#### Task goal
Within the data that follows, how many lines carry the string "type"? Give the number alone.

(Stored records)
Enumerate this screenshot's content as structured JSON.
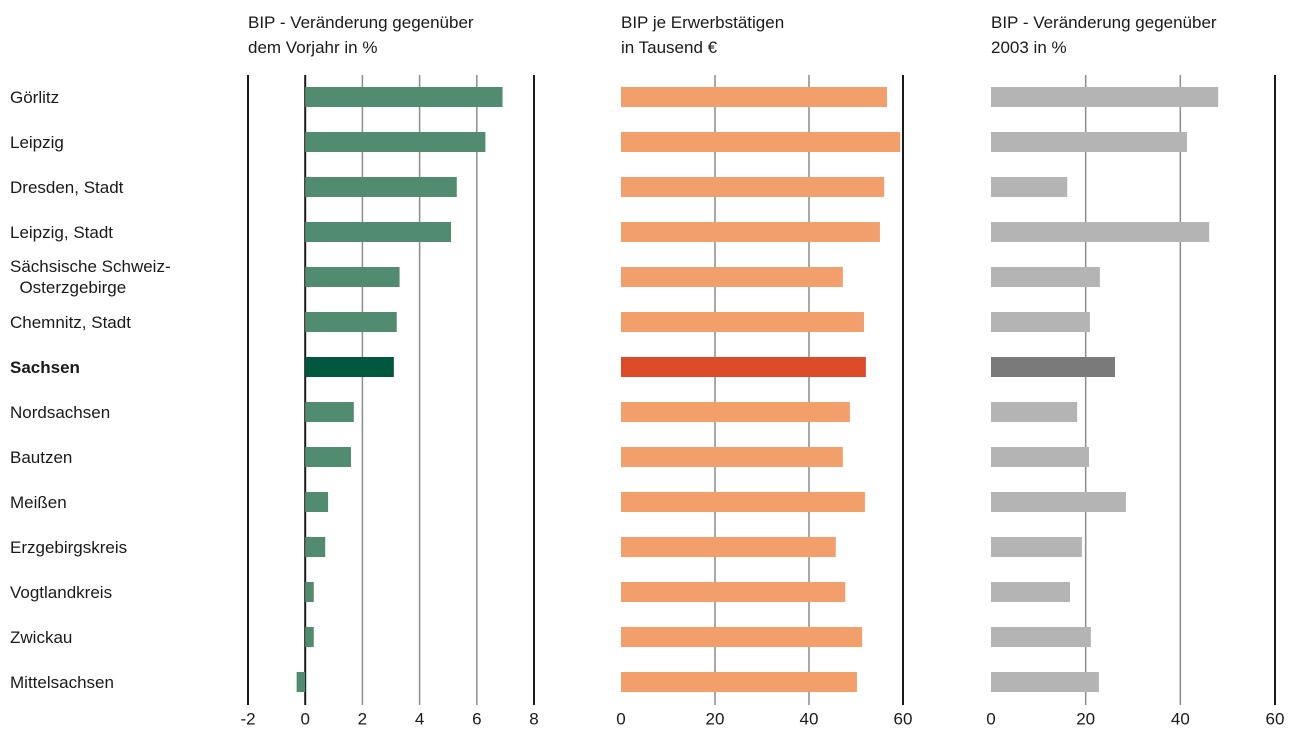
{
  "chart_data": {
    "type": "bar",
    "orientation": "horizontal",
    "categories": [
      "Görlitz",
      "Leipzig",
      "Dresden, Stadt",
      "Leipzig, Stadt",
      "Sächsische Schweiz-\n  Osterzgebirge",
      "Chemnitz, Stadt",
      "Sachsen",
      "Nordsachsen",
      "Bautzen",
      "Meißen",
      "Erzgebirgskreis",
      "Vogtlandkreis",
      "Zwickau",
      "Mittelsachsen"
    ],
    "highlight_index": 6,
    "series": [
      {
        "name": "BIP - Veränderung gegenüber\ndem Vorjahr in %",
        "color": "#518c70",
        "highlight_color": "#00583f",
        "values": [
          6.9,
          6.3,
          5.3,
          5.1,
          3.3,
          3.2,
          3.1,
          1.7,
          1.6,
          0.8,
          0.7,
          0.3,
          0.3,
          -0.3
        ],
        "xlim": [
          -2,
          8
        ],
        "xticks": [
          -2,
          0,
          2,
          4,
          6,
          8
        ]
      },
      {
        "name": "BIP je Erwerbstätigen\nin Tausend €",
        "color": "#f39f6c",
        "highlight_color": "#dc4b28",
        "values": [
          56.6,
          59.4,
          56,
          55.1,
          47.2,
          51.7,
          52.1,
          48.7,
          47.2,
          51.9,
          45.7,
          47.7,
          51.3,
          50.2
        ],
        "xlim": [
          0,
          60
        ],
        "xticks": [
          0,
          20,
          40,
          60
        ]
      },
      {
        "name": "BIP - Veränderung gegenüber\n2003 in %",
        "color": "#b4b4b4",
        "highlight_color": "#7a7a7a",
        "values": [
          48,
          41.4,
          16.1,
          46.1,
          23,
          20.9,
          26.2,
          18.2,
          20.7,
          28.5,
          19.2,
          16.7,
          21.1,
          22.8
        ],
        "xlim": [
          0,
          60
        ],
        "xticks": [
          0,
          20,
          40,
          60
        ]
      }
    ]
  }
}
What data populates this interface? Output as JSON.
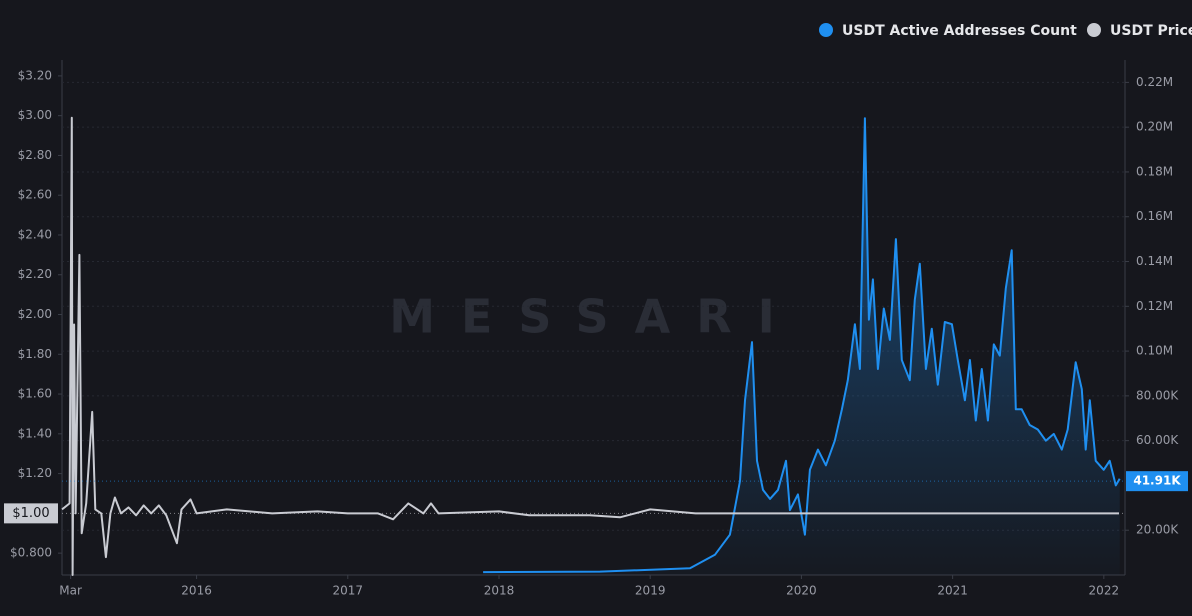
{
  "chart_data": {
    "type": "line",
    "watermark": "MESSARI",
    "xlim": [
      2015.11,
      2022.14
    ],
    "xticks": [
      {
        "value": 2015.167,
        "label": "Mar"
      },
      2016,
      2017,
      2018,
      2019,
      2020,
      2021,
      2022
    ],
    "ylim": [
      0.69,
      3.28
    ],
    "yticks": [
      {
        "value": 0.8,
        "label": "$0.800"
      },
      {
        "value": 1.2,
        "label": "$1.20"
      },
      {
        "value": 1.4,
        "label": "$1.40"
      },
      {
        "value": 1.6,
        "label": "$1.60"
      },
      {
        "value": 1.8,
        "label": "$1.80"
      },
      {
        "value": 2.0,
        "label": "$2.00"
      },
      {
        "value": 2.2,
        "label": "$2.20"
      },
      {
        "value": 2.4,
        "label": "$2.40"
      },
      {
        "value": 2.6,
        "label": "$2.60"
      },
      {
        "value": 2.8,
        "label": "$2.80"
      },
      {
        "value": 3.0,
        "label": "$3.00"
      },
      {
        "value": 3.2,
        "label": "$3.20"
      }
    ],
    "y2lim": [
      0,
      230000
    ],
    "y2ticks": [
      {
        "value": 20000,
        "label": "20.00K"
      },
      {
        "value": 60000,
        "label": "60.00K"
      },
      {
        "value": 80000,
        "label": "80.00K"
      },
      {
        "value": 100000,
        "label": "0.10M"
      },
      {
        "value": 120000,
        "label": "0.12M"
      },
      {
        "value": 140000,
        "label": "0.14M"
      },
      {
        "value": 160000,
        "label": "0.16M"
      },
      {
        "value": 180000,
        "label": "0.18M"
      },
      {
        "value": 200000,
        "label": "0.20M"
      },
      {
        "value": 220000,
        "label": "0.22M"
      }
    ],
    "grid": true,
    "legend": "top-right",
    "current_labels": [
      {
        "axis": "y",
        "value": 1.0,
        "label": "$1.00"
      },
      {
        "axis": "y2",
        "value": 41910,
        "label": "41.91K"
      }
    ],
    "series": [
      {
        "name": "USDT Active Addresses Count",
        "color": "#1f8ff0",
        "axis": "y2",
        "x": [
          2017.895,
          2018.668,
          2019.263,
          2019.428,
          2019.527,
          2019.594,
          2019.627,
          2019.673,
          2019.706,
          2019.746,
          2019.792,
          2019.845,
          2019.898,
          2019.924,
          2019.977,
          2020.023,
          2020.056,
          2020.109,
          2020.162,
          2020.221,
          2020.268,
          2020.307,
          2020.354,
          2020.387,
          2020.42,
          2020.446,
          2020.473,
          2020.506,
          2020.545,
          2020.585,
          2020.625,
          2020.664,
          2020.717,
          2020.75,
          2020.783,
          2020.823,
          2020.862,
          2020.902,
          2020.948,
          2020.995,
          2021.034,
          2021.081,
          2021.114,
          2021.153,
          2021.193,
          2021.233,
          2021.272,
          2021.312,
          2021.352,
          2021.391,
          2021.418,
          2021.457,
          2021.51,
          2021.563,
          2021.616,
          2021.669,
          2021.722,
          2021.761,
          2021.814,
          2021.854,
          2021.88,
          2021.907,
          2021.946,
          2021.999,
          2022.039,
          2022.079,
          2022.105
        ],
        "values": [
          1300,
          1500,
          3000,
          9000,
          18000,
          42000,
          78000,
          104000,
          51000,
          38000,
          34000,
          38000,
          51000,
          29000,
          36000,
          18000,
          47000,
          56000,
          49000,
          60000,
          74000,
          87000,
          112000,
          92000,
          204000,
          114000,
          132000,
          92000,
          119000,
          105000,
          150000,
          96000,
          87000,
          123000,
          139000,
          92000,
          110000,
          85000,
          113000,
          112000,
          96000,
          78000,
          96000,
          69000,
          92000,
          69000,
          103000,
          98000,
          128000,
          145000,
          74000,
          74000,
          67000,
          65000,
          60000,
          63000,
          56000,
          65000,
          95000,
          83000,
          56000,
          78000,
          51000,
          47000,
          51000,
          40000,
          43000
        ]
      },
      {
        "name": "USDT Price",
        "color": "#c9cbd2",
        "axis": "y",
        "x": [
          2015.11,
          2015.16,
          2015.175,
          2015.18,
          2015.19,
          2015.2,
          2015.225,
          2015.24,
          2015.27,
          2015.31,
          2015.33,
          2015.37,
          2015.4,
          2015.43,
          2015.46,
          2015.5,
          2015.55,
          2015.6,
          2015.65,
          2015.7,
          2015.75,
          2015.8,
          2015.87,
          2015.9,
          2015.96,
          2016.0,
          2016.2,
          2016.5,
          2016.8,
          2017.0,
          2017.2,
          2017.3,
          2017.4,
          2017.5,
          2017.55,
          2017.6,
          2018.0,
          2018.2,
          2018.6,
          2018.8,
          2019.0,
          2019.3,
          2019.6,
          2020.0,
          2021.0,
          2022.1
        ],
        "values": [
          1.02,
          1.05,
          2.99,
          0.69,
          1.95,
          1.0,
          2.3,
          0.9,
          1.05,
          1.51,
          1.02,
          1.0,
          0.78,
          1.0,
          1.08,
          1.0,
          1.03,
          0.99,
          1.04,
          1.0,
          1.04,
          0.99,
          0.85,
          1.02,
          1.07,
          1.0,
          1.02,
          1.0,
          1.01,
          1.0,
          1.0,
          0.97,
          1.05,
          1.0,
          1.05,
          1.0,
          1.01,
          0.99,
          0.99,
          0.98,
          1.02,
          1.0,
          1.0,
          1.0,
          1.0,
          1.0
        ]
      }
    ]
  }
}
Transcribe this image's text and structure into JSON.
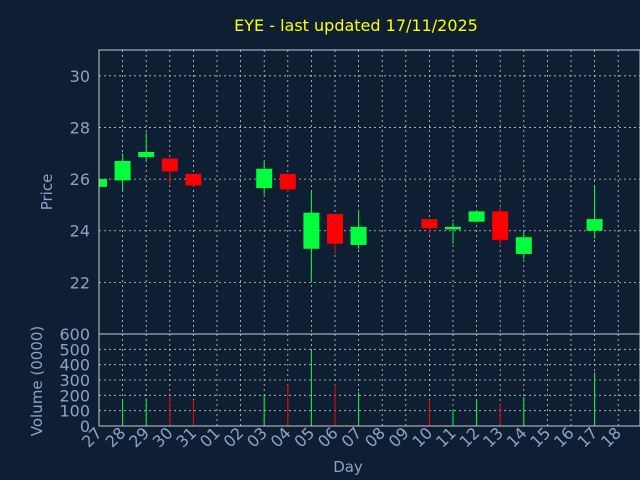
{
  "chart_data": [
    {
      "type": "candlestick",
      "title": "EYE - last updated 17/11/2025",
      "ylabel": "Price",
      "xlabel": "",
      "ylim": [
        20,
        31
      ],
      "yticks": [
        22,
        24,
        26,
        28,
        30
      ],
      "grid": true,
      "colors": {
        "up": "#00ff3c",
        "down": "#ff0000",
        "grid": "#c8c8c8"
      },
      "candles": [
        {
          "day": "27",
          "open": 25.7,
          "high": 26.0,
          "low": 25.7,
          "close": 26.0
        },
        {
          "day": "28",
          "open": 25.95,
          "high": 27.0,
          "low": 25.5,
          "close": 26.7
        },
        {
          "day": "29",
          "open": 26.85,
          "high": 27.8,
          "low": 26.7,
          "close": 27.05
        },
        {
          "day": "30",
          "open": 26.8,
          "high": 26.8,
          "low": 25.8,
          "close": 26.3
        },
        {
          "day": "31",
          "open": 26.2,
          "high": 26.2,
          "low": 25.7,
          "close": 25.75
        },
        {
          "day": "03",
          "open": 25.65,
          "high": 26.7,
          "low": 25.4,
          "close": 26.4
        },
        {
          "day": "04",
          "open": 26.2,
          "high": 26.2,
          "low": 25.5,
          "close": 25.6
        },
        {
          "day": "05",
          "open": 23.3,
          "high": 25.5,
          "low": 22.0,
          "close": 24.7
        },
        {
          "day": "06",
          "open": 24.65,
          "high": 24.65,
          "low": 23.1,
          "close": 23.5
        },
        {
          "day": "07",
          "open": 23.45,
          "high": 24.8,
          "low": 23.3,
          "close": 24.15
        },
        {
          "day": "10",
          "open": 24.45,
          "high": 24.45,
          "low": 23.9,
          "close": 24.1
        },
        {
          "day": "11",
          "open": 24.05,
          "high": 24.3,
          "low": 23.5,
          "close": 24.15
        },
        {
          "day": "12",
          "open": 24.35,
          "high": 24.8,
          "low": 24.35,
          "close": 24.75
        },
        {
          "day": "13",
          "open": 24.75,
          "high": 24.95,
          "low": 23.4,
          "close": 23.65
        },
        {
          "day": "14",
          "open": 23.1,
          "high": 24.0,
          "low": 22.9,
          "close": 23.75
        },
        {
          "day": "17",
          "open": 24.0,
          "high": 25.7,
          "low": 23.7,
          "close": 24.45
        }
      ]
    },
    {
      "type": "bar",
      "ylabel": "Volume (0000)",
      "xlabel": "Day",
      "ylim": [
        0,
        600
      ],
      "yticks": [
        0,
        100,
        200,
        300,
        400,
        500,
        600
      ],
      "grid": true,
      "x_tick_labels": [
        "27",
        "28",
        "29",
        "30",
        "31",
        "01",
        "02",
        "03",
        "04",
        "05",
        "06",
        "07",
        "08",
        "09",
        "10",
        "11",
        "12",
        "13",
        "14",
        "15",
        "16",
        "17",
        "18"
      ],
      "bars": [
        {
          "day": "27",
          "value": 0,
          "direction": "up"
        },
        {
          "day": "28",
          "value": 170,
          "direction": "up"
        },
        {
          "day": "29",
          "value": 180,
          "direction": "up"
        },
        {
          "day": "30",
          "value": 200,
          "direction": "down"
        },
        {
          "day": "31",
          "value": 170,
          "direction": "down"
        },
        {
          "day": "03",
          "value": 200,
          "direction": "up"
        },
        {
          "day": "04",
          "value": 270,
          "direction": "down"
        },
        {
          "day": "05",
          "value": 500,
          "direction": "up"
        },
        {
          "day": "06",
          "value": 270,
          "direction": "down"
        },
        {
          "day": "07",
          "value": 220,
          "direction": "up"
        },
        {
          "day": "10",
          "value": 170,
          "direction": "down"
        },
        {
          "day": "11",
          "value": 110,
          "direction": "up"
        },
        {
          "day": "12",
          "value": 170,
          "direction": "up"
        },
        {
          "day": "13",
          "value": 140,
          "direction": "down"
        },
        {
          "day": "14",
          "value": 190,
          "direction": "up"
        },
        {
          "day": "17",
          "value": 350,
          "direction": "up"
        }
      ]
    }
  ]
}
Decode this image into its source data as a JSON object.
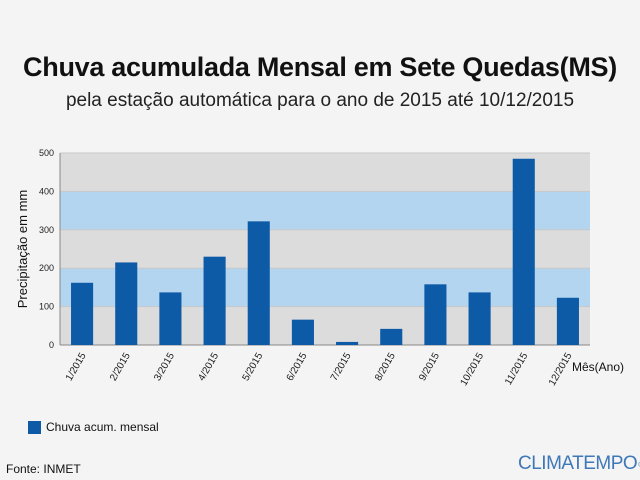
{
  "header": {
    "title": "Chuva acumulada Mensal em Sete Quedas(MS)",
    "subtitle": "pela estação automática para o ano de 2015 até 10/12/2015"
  },
  "chart_data": {
    "type": "bar",
    "categories": [
      "1/2015",
      "2/2015",
      "3/2015",
      "4/2015",
      "5/2015",
      "6/2015",
      "7/2015",
      "8/2015",
      "9/2015",
      "10/2015",
      "11/2015",
      "12/2015"
    ],
    "series": [
      {
        "name": "Chuva acum. mensal",
        "values": [
          162,
          215,
          137,
          230,
          322,
          66,
          8,
          42,
          158,
          137,
          485,
          123
        ],
        "color": "#0d5aa7"
      }
    ],
    "ylabel": "Precipitação em mm",
    "xlabel": "Mês(Ano)",
    "ylim": [
      0,
      500
    ],
    "yticks": [
      0,
      100,
      200,
      300,
      400,
      500
    ],
    "band_colors": [
      "#dcdcdc",
      "#b3d5f0"
    ],
    "grid": true,
    "legend_position": "bottom-left"
  },
  "footer": {
    "source": "Fonte: INMET",
    "brand": "CLIMATEMPO",
    "brand_mark": "®"
  }
}
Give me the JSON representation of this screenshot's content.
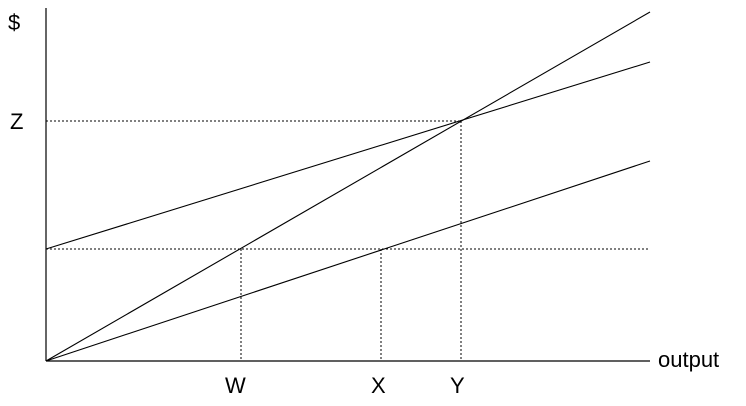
{
  "labels": {
    "y_axis": "$",
    "x_axis": "output",
    "z_mark": "Z",
    "w_mark": "W",
    "x_mark": "X",
    "y_mark": "Y"
  }
}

#### The response
5